--- Exercise prompt ---
Your task is to print every entry below exactly as given.

═══ Dataset records

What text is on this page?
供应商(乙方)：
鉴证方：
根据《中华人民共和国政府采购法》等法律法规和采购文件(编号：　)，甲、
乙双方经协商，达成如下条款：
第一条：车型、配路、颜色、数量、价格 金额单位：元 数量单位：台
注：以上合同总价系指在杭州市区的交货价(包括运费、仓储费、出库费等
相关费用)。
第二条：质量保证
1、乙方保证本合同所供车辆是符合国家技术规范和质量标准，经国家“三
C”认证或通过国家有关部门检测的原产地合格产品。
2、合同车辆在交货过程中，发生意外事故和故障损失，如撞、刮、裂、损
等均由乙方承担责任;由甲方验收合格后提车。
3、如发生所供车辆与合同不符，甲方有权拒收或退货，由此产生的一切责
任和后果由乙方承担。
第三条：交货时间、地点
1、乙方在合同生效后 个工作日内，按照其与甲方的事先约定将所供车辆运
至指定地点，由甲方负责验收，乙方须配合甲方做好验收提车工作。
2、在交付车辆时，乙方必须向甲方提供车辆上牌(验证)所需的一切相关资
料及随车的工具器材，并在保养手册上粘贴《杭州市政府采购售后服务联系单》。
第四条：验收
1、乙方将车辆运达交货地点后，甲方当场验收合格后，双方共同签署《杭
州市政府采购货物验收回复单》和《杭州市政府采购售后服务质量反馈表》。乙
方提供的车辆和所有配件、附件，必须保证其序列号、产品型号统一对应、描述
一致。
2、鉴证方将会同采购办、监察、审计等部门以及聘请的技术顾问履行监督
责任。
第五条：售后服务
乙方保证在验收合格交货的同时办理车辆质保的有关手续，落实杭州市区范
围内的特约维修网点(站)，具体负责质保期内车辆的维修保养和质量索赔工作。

══════

--- Exercise result ---
What text is on this page?
供应商(乙方)：
鉴证方：
根据《中华人民共和国政府采购法》等法律法规和采购文件(编号：　)，甲、
乙双方经协商，达成如下条款：
第一条：车型、配路、颜色、数量、价格 金额单位：元 数量单位：台
注：以上合同总价系指在杭州市区的交货价(包括运费、仓储费、出库费等
相关费用)。
第二条：质量保证
1、乙方保证本合同所供车辆是符合国家技术规范和质量标准，经国家“三
C”认证或通过国家有关部门检测的原产地合格产品。
2、合同车辆在交货过程中，发生意外事故和故障损失，如撞、刮、裂、损
等均由乙方承担责任;由甲方验收合格后提车。
3、如发生所供车辆与合同不符，甲方有权拒收或退货，由此产生的一切责
任和后果由乙方承担。
第三条：交货时间、地点
1、乙方在合同生效后 个工作日内，按照其与甲方的事先约定将所供车辆运
至指定地点，由甲方负责验收，乙方须配合甲方做好验收提车工作。
2、在交付车辆时，乙方必须向甲方提供车辆上牌(验证)所需的一切相关资
料及随车的工具器材，并在保养手册上粘贴《杭州市政府采购售后服务联系单》。
第四条：验收
1、乙方将车辆运达交货地点后，甲方当场验收合格后，双方共同签署《杭
州市政府采购货物验收回复单》和《杭州市政府采购售后服务质量反馈表》。乙
方提供的车辆和所有配件、附件，必须保证其序列号、产品型号统一对应、描述
一致。
2、鉴证方将会同采购办、监察、审计等部门以及聘请的技术顾问履行监督
责任。
第五条：售后服务
乙方保证在验收合格交货的同时办理车辆质保的有关手续，落实杭州市区范
围内的特约维修网点(站)，具体负责质保期内车辆的维修保养和质量索赔工作。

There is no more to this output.